Data entries
==================================================

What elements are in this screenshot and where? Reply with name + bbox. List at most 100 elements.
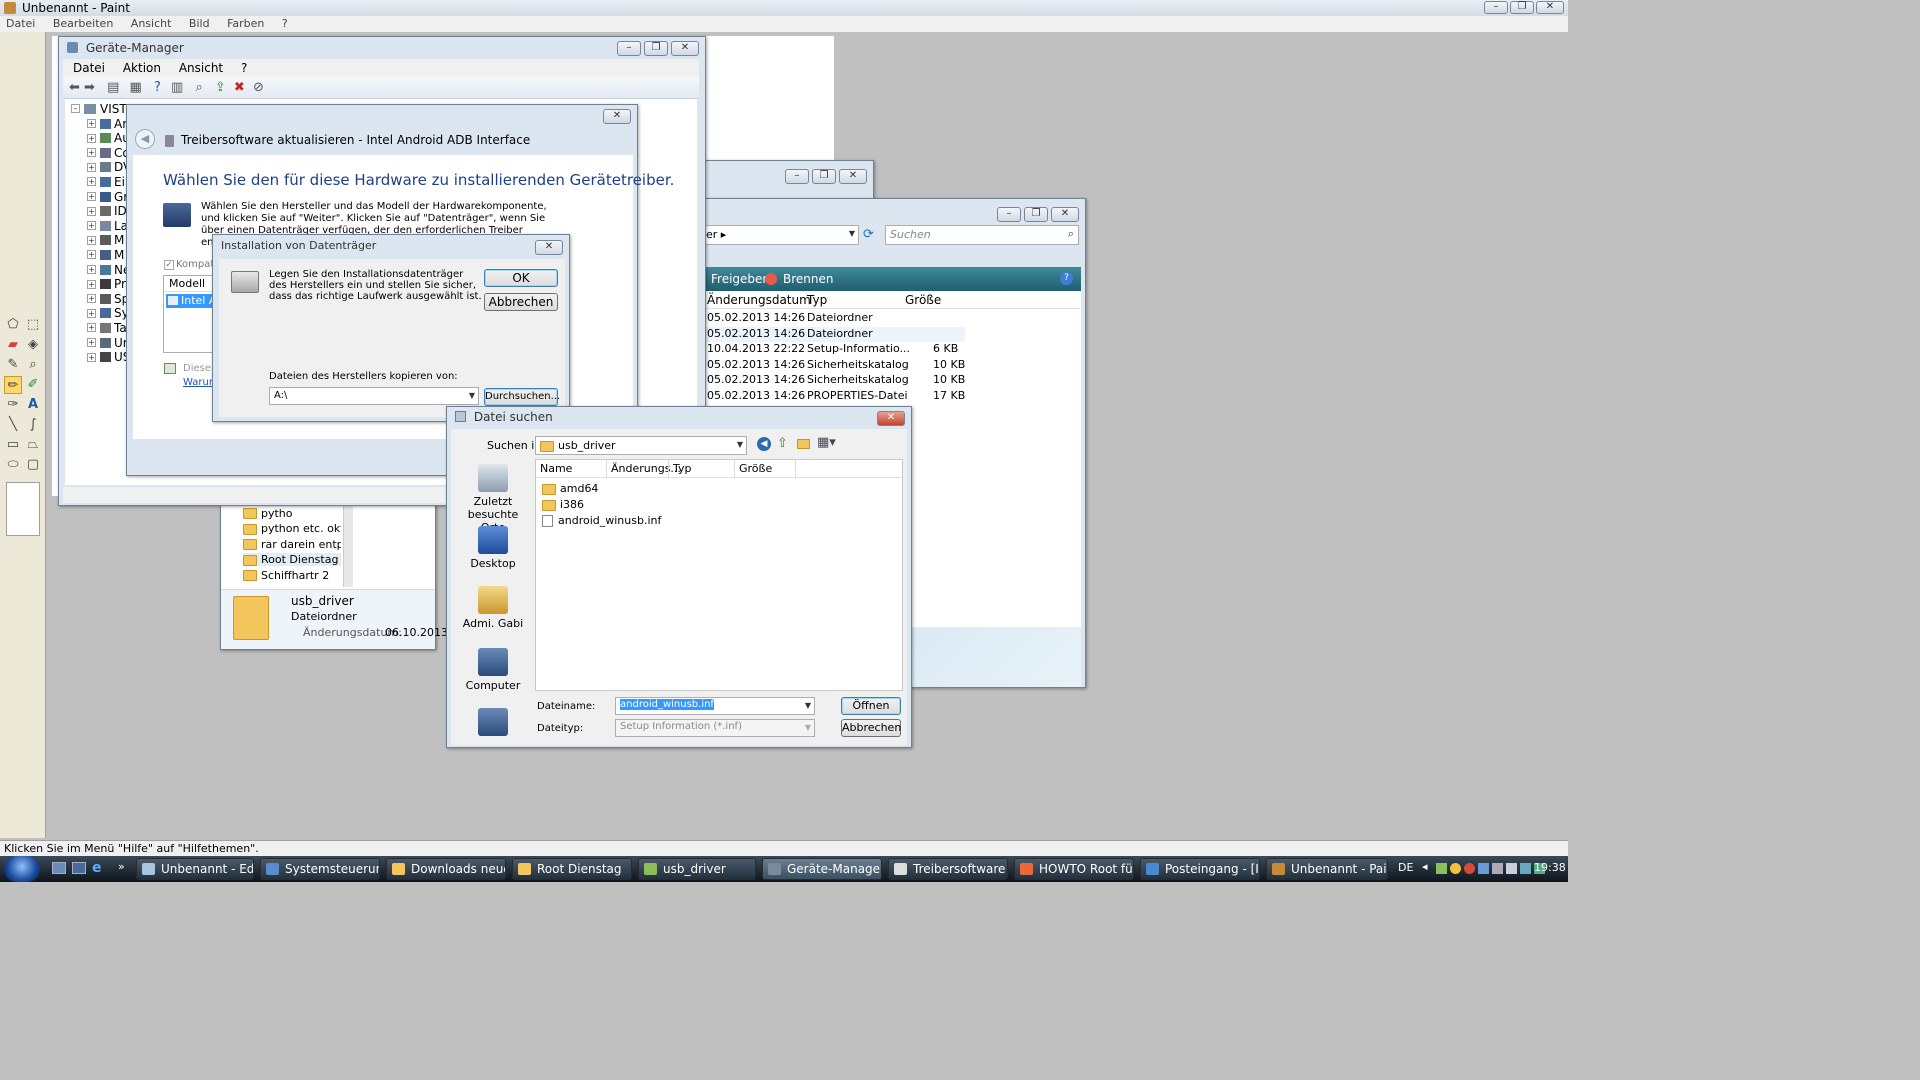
show-desktop-icon[interactable] bbox=[52, 862, 66, 874]
color-picker-icon[interactable]: ✎ bbox=[4, 356, 22, 374]
expand-icon[interactable]: + bbox=[87, 206, 96, 216]
curve-icon[interactable]: ∫ bbox=[24, 416, 42, 434]
more-quicklaunch-icon[interactable]: » bbox=[118, 860, 125, 873]
tree-item[interactable]: + Ne bbox=[87, 262, 130, 277]
device-manager-titlebar[interactable]: Geräte-Manager bbox=[59, 37, 705, 61]
file-dialog-titlebar[interactable]: Datei suchen bbox=[447, 407, 911, 427]
col-date[interactable]: Änderungsdatum bbox=[707, 291, 811, 309]
place-recent[interactable]: Zuletzt besuchte Orte bbox=[462, 464, 524, 534]
expand-icon[interactable]: + bbox=[87, 133, 96, 143]
free-select-icon[interactable]: ⬠ bbox=[4, 316, 22, 334]
back-arrow-icon[interactable]: ⬅ bbox=[69, 80, 80, 95]
taskbar-item[interactable]: Geräte-Manager bbox=[762, 858, 882, 880]
tree-item[interactable]: + Ei bbox=[87, 174, 125, 189]
language-indicator[interactable]: DE bbox=[1398, 861, 1413, 874]
taskbar-item[interactable]: Downloads neuer ... bbox=[386, 858, 506, 880]
expand-icon[interactable]: + bbox=[87, 148, 96, 158]
uninstall-icon[interactable]: ✖ bbox=[234, 80, 245, 95]
scan-hardware-icon[interactable]: ⌕ bbox=[195, 80, 202, 95]
explorer-burn-button[interactable]: Brennen bbox=[783, 267, 833, 291]
switch-windows-icon[interactable] bbox=[72, 862, 86, 874]
explorer-row[interactable]: 05.02.2013 14:26 Sicherheitskatalog 10 KB bbox=[701, 373, 965, 388]
explorer-share-button[interactable]: Freigeben bbox=[711, 267, 770, 291]
fcol-name[interactable]: Name bbox=[540, 460, 572, 478]
tree-item[interactable]: + M bbox=[87, 247, 124, 262]
magnifier-icon[interactable]: ⌕ bbox=[24, 356, 42, 374]
airbrush-icon[interactable]: ✑ bbox=[4, 396, 22, 414]
rectangle-icon[interactable]: ▭ bbox=[4, 436, 22, 454]
tree-item[interactable]: + Au bbox=[87, 131, 130, 146]
nav-item[interactable]: python etc. oktobe bbox=[243, 522, 341, 535]
wizard-close-button[interactable]: ✕ bbox=[603, 109, 631, 124]
dm-menu-view[interactable]: Ansicht bbox=[179, 61, 223, 75]
view-icon[interactable]: ▥ bbox=[171, 80, 183, 95]
tray-app-icon[interactable] bbox=[1464, 863, 1475, 874]
expand-icon[interactable]: + bbox=[87, 235, 96, 245]
dm-menu-file[interactable]: Datei bbox=[73, 61, 105, 75]
paint-menu-view[interactable]: Ansicht bbox=[131, 17, 172, 30]
tree-root[interactable]: – VISTA bbox=[71, 101, 134, 116]
disk-install-titlebar[interactable]: Installation von Datenträger bbox=[213, 235, 569, 259]
eraser-icon[interactable]: ▰ bbox=[4, 336, 22, 354]
place-desktop[interactable]: Desktop bbox=[462, 526, 524, 570]
paint-menu-colors[interactable]: Farben bbox=[227, 17, 264, 30]
file-item-inf[interactable]: android_winusb.inf bbox=[542, 514, 661, 527]
explorer-row[interactable]: 10.04.2013 22:22 Setup-Informatio... 6 KB bbox=[701, 342, 965, 357]
col-type[interactable]: Typ bbox=[807, 291, 827, 309]
expand-icon[interactable]: + bbox=[87, 352, 96, 362]
taskbar-item[interactable]: Systemsteuerung bbox=[260, 858, 380, 880]
explorer-address-bar[interactable]: er ▸ ▼ bbox=[701, 225, 859, 245]
paint-titlebar[interactable]: Unbenannt - Paint – ❐ ✕ bbox=[0, 0, 1568, 16]
tree-item[interactable]: + Co bbox=[87, 145, 130, 160]
rect-select-icon[interactable]: ⬚ bbox=[24, 316, 42, 334]
fill-icon[interactable]: ◈ bbox=[24, 336, 42, 354]
new-folder-icon[interactable] bbox=[797, 439, 810, 449]
dm-close-button[interactable]: ✕ bbox=[671, 41, 699, 56]
expand-icon[interactable]: + bbox=[87, 221, 96, 231]
place-network[interactable] bbox=[462, 708, 524, 739]
dm-menu-action[interactable]: Aktion bbox=[123, 61, 161, 75]
tree-item[interactable]: + Sp bbox=[87, 291, 129, 306]
tray-chevron-icon[interactable]: ◂ bbox=[1422, 860, 1428, 873]
brush-icon[interactable]: ✐ bbox=[24, 376, 42, 394]
explorer-row[interactable]: 05.02.2013 14:26 Sicherheitskatalog 10 KB bbox=[701, 358, 965, 373]
explorer-back-maximize-button[interactable]: ❐ bbox=[812, 169, 836, 184]
paint-close-button[interactable]: ✕ bbox=[1536, 1, 1564, 14]
tool-options-box[interactable] bbox=[6, 482, 40, 536]
col-size[interactable]: Größe bbox=[905, 291, 941, 309]
disable-icon[interactable]: ⊘ bbox=[253, 80, 264, 95]
copy-from-combo[interactable]: A:\ ▼ bbox=[269, 387, 479, 405]
filetype-combo[interactable]: Setup Information (*.inf) ▼ bbox=[615, 719, 815, 737]
back-icon[interactable]: ◀ bbox=[757, 437, 771, 451]
tree-item[interactable]: + Sy bbox=[87, 306, 129, 321]
tree-item[interactable]: + M bbox=[87, 233, 124, 248]
file-dialog-close-button[interactable]: ✕ bbox=[877, 411, 905, 426]
nav-item[interactable]: Schiffhartr 2 bbox=[243, 569, 341, 582]
tree-item[interactable]: + US bbox=[87, 350, 130, 365]
disk-install-close-button[interactable]: ✕ bbox=[535, 240, 563, 255]
expand-icon[interactable]: + bbox=[87, 338, 96, 347]
expand-icon[interactable]: + bbox=[87, 323, 96, 333]
tree-item[interactable]: + La bbox=[87, 218, 128, 233]
text-icon[interactable]: A bbox=[24, 396, 42, 414]
tray-app-icon[interactable] bbox=[1478, 863, 1489, 874]
nav-scrollbar[interactable] bbox=[343, 503, 353, 587]
network-icon[interactable] bbox=[1492, 863, 1503, 874]
taskbar-item[interactable]: HOWTO Root für d... bbox=[1014, 858, 1134, 880]
expand-icon[interactable]: + bbox=[87, 162, 96, 172]
expand-icon[interactable]: + bbox=[87, 192, 96, 201]
taskbar-item[interactable]: Unbenannt - Editor bbox=[136, 858, 254, 880]
tree-item[interactable]: + Ta bbox=[87, 320, 127, 335]
help-book-icon[interactable]: ? bbox=[154, 80, 161, 95]
nav-item[interactable]: Root Dienstag bbox=[243, 553, 341, 566]
start-button[interactable] bbox=[4, 856, 40, 882]
polygon-icon[interactable]: ⏢ bbox=[24, 436, 42, 454]
paint-menu-image[interactable]: Bild bbox=[189, 17, 210, 30]
tray-app-icon[interactable] bbox=[1520, 863, 1531, 874]
tray-app-icon[interactable] bbox=[1436, 863, 1447, 874]
explorer-row[interactable]: 05.02.2013 14:26 PROPERTIES-Datei 17 KB bbox=[701, 389, 965, 404]
file-item-i386[interactable]: i386 bbox=[542, 498, 584, 511]
help-icon[interactable]: ? bbox=[1060, 272, 1073, 285]
place-user[interactable]: Admi. Gabi bbox=[462, 586, 524, 630]
taskbar-item[interactable]: Unbenannt - Paint bbox=[1266, 858, 1388, 880]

==================================================

Written instruction
Rewrite all the rows above, switching each "taskbar-item" to "taskbar-button" and keeping everything else unchanged. Leave out the pictures.

The reply
What elements are in this screenshot and where? Reply with name + bbox. List at most 100 elements.
show-desktop-icon[interactable] bbox=[52, 862, 66, 874]
color-picker-icon[interactable]: ✎ bbox=[4, 356, 22, 374]
expand-icon[interactable]: + bbox=[87, 206, 96, 216]
curve-icon[interactable]: ∫ bbox=[24, 416, 42, 434]
more-quicklaunch-icon[interactable]: » bbox=[118, 860, 125, 873]
tree-item[interactable]: + Ne bbox=[87, 262, 130, 277]
device-manager-titlebar[interactable]: Geräte-Manager bbox=[59, 37, 705, 61]
file-dialog-titlebar[interactable]: Datei suchen bbox=[447, 407, 911, 427]
col-date[interactable]: Änderungsdatum bbox=[707, 291, 811, 309]
place-recent[interactable]: Zuletzt besuchte Orte bbox=[462, 464, 524, 534]
expand-icon[interactable]: + bbox=[87, 133, 96, 143]
free-select-icon[interactable]: ⬠ bbox=[4, 316, 22, 334]
back-arrow-icon[interactable]: ⬅ bbox=[69, 80, 80, 95]
taskbar-button[interactable]: Geräte-Manager bbox=[762, 858, 882, 880]
tree-item[interactable]: + Ei bbox=[87, 174, 125, 189]
language-indicator[interactable]: DE bbox=[1398, 861, 1413, 874]
taskbar-button[interactable]: Downloads neuer ... bbox=[386, 858, 506, 880]
expand-icon[interactable]: + bbox=[87, 148, 96, 158]
uninstall-icon[interactable]: ✖ bbox=[234, 80, 245, 95]
scan-hardware-icon[interactable]: ⌕ bbox=[195, 80, 202, 95]
explorer-burn-button[interactable]: Brennen bbox=[783, 267, 833, 291]
switch-windows-icon[interactable] bbox=[72, 862, 86, 874]
explorer-row[interactable]: 05.02.2013 14:26 Sicherheitskatalog 10 KB bbox=[701, 373, 965, 388]
explorer-share-button[interactable]: Freigeben bbox=[711, 267, 770, 291]
fcol-name[interactable]: Name bbox=[540, 460, 572, 478]
tree-item[interactable]: + M bbox=[87, 247, 124, 262]
magnifier-icon[interactable]: ⌕ bbox=[24, 356, 42, 374]
airbrush-icon[interactable]: ✑ bbox=[4, 396, 22, 414]
rectangle-icon[interactable]: ▭ bbox=[4, 436, 22, 454]
tree-item[interactable]: + Au bbox=[87, 131, 130, 146]
nav-item[interactable]: python etc. oktobe bbox=[243, 522, 341, 535]
wizard-close-button[interactable]: ✕ bbox=[603, 109, 631, 124]
dm-menu-view[interactable]: Ansicht bbox=[179, 61, 223, 75]
view-icon[interactable]: ▥ bbox=[171, 80, 183, 95]
tray-app-icon[interactable] bbox=[1464, 863, 1475, 874]
expand-icon[interactable]: + bbox=[87, 235, 96, 245]
dm-menu-file[interactable]: Datei bbox=[73, 61, 105, 75]
paint-menu-view[interactable]: Ansicht bbox=[131, 17, 172, 30]
tree-root[interactable]: – VISTA bbox=[71, 101, 134, 116]
disk-install-titlebar[interactable]: Installation von Datenträger bbox=[213, 235, 569, 259]
eraser-icon[interactable]: ▰ bbox=[4, 336, 22, 354]
place-desktop[interactable]: Desktop bbox=[462, 526, 524, 570]
paint-menu-colors[interactable]: Farben bbox=[227, 17, 264, 30]
file-item-inf[interactable]: android_winusb.inf bbox=[542, 514, 661, 527]
explorer-row[interactable]: 10.04.2013 22:22 Setup-Informatio... 6 KB bbox=[701, 342, 965, 357]
col-type[interactable]: Typ bbox=[807, 291, 827, 309]
expand-icon[interactable]: + bbox=[87, 352, 96, 362]
taskbar-button[interactable]: Systemsteuerung bbox=[260, 858, 380, 880]
explorer-address-bar[interactable]: er ▸ ▼ bbox=[701, 225, 859, 245]
paint-titlebar[interactable]: Unbenannt - Paint – ❐ ✕ bbox=[0, 0, 1568, 16]
tree-item[interactable]: + Co bbox=[87, 145, 130, 160]
rect-select-icon[interactable]: ⬚ bbox=[24, 316, 42, 334]
fill-icon[interactable]: ◈ bbox=[24, 336, 42, 354]
new-folder-icon[interactable] bbox=[797, 439, 810, 449]
dm-close-button[interactable]: ✕ bbox=[671, 41, 699, 56]
expand-icon[interactable]: + bbox=[87, 221, 96, 231]
place-network[interactable] bbox=[462, 708, 524, 739]
dm-menu-action[interactable]: Aktion bbox=[123, 61, 161, 75]
tree-item[interactable]: + Sp bbox=[87, 291, 129, 306]
tray-chevron-icon[interactable]: ◂ bbox=[1422, 860, 1428, 873]
brush-icon[interactable]: ✐ bbox=[24, 376, 42, 394]
explorer-row[interactable]: 05.02.2013 14:26 Sicherheitskatalog 10 KB bbox=[701, 358, 965, 373]
explorer-back-maximize-button[interactable]: ❐ bbox=[812, 169, 836, 184]
paint-close-button[interactable]: ✕ bbox=[1536, 1, 1564, 14]
tool-options-box[interactable] bbox=[6, 482, 40, 536]
col-size[interactable]: Größe bbox=[905, 291, 941, 309]
disable-icon[interactable]: ⊘ bbox=[253, 80, 264, 95]
copy-from-combo[interactable]: A:\ ▼ bbox=[269, 387, 479, 405]
filetype-combo[interactable]: Setup Information (*.inf) ▼ bbox=[615, 719, 815, 737]
back-icon[interactable]: ◀ bbox=[757, 437, 771, 451]
tree-item[interactable]: + Sy bbox=[87, 306, 129, 321]
tree-item[interactable]: + M bbox=[87, 233, 124, 248]
file-dialog-close-button[interactable]: ✕ bbox=[877, 411, 905, 426]
nav-item[interactable]: Schiffhartr 2 bbox=[243, 569, 341, 582]
tree-item[interactable]: + US bbox=[87, 350, 130, 365]
disk-install-close-button[interactable]: ✕ bbox=[535, 240, 563, 255]
expand-icon[interactable]: + bbox=[87, 338, 96, 347]
expand-icon[interactable]: + bbox=[87, 323, 96, 333]
tree-item[interactable]: + La bbox=[87, 218, 128, 233]
text-icon[interactable]: A bbox=[24, 396, 42, 414]
tray-app-icon[interactable] bbox=[1478, 863, 1489, 874]
nav-scrollbar[interactable] bbox=[343, 503, 353, 587]
network-icon[interactable] bbox=[1492, 863, 1503, 874]
taskbar-button[interactable]: HOWTO Root für d... bbox=[1014, 858, 1134, 880]
expand-icon[interactable]: + bbox=[87, 162, 96, 172]
expand-icon[interactable]: + bbox=[87, 192, 96, 201]
taskbar-button[interactable]: Unbenannt - Editor bbox=[136, 858, 254, 880]
tree-item[interactable]: + Ta bbox=[87, 320, 127, 335]
help-book-icon[interactable]: ? bbox=[154, 80, 161, 95]
nav-item[interactable]: Root Dienstag bbox=[243, 553, 341, 566]
start-button[interactable] bbox=[4, 856, 40, 882]
polygon-icon[interactable]: ⏢ bbox=[24, 436, 42, 454]
paint-menu-image[interactable]: Bild bbox=[189, 17, 210, 30]
tray-app-icon[interactable] bbox=[1520, 863, 1531, 874]
tray-app-icon[interactable] bbox=[1436, 863, 1447, 874]
explorer-row[interactable]: 05.02.2013 14:26 PROPERTIES-Datei 17 KB bbox=[701, 389, 965, 404]
file-item-i386[interactable]: i386 bbox=[542, 498, 584, 511]
help-icon[interactable]: ? bbox=[1060, 272, 1073, 285]
place-user[interactable]: Admi. Gabi bbox=[462, 586, 524, 630]
taskbar-button[interactable]: Unbenannt - Paint bbox=[1266, 858, 1388, 880]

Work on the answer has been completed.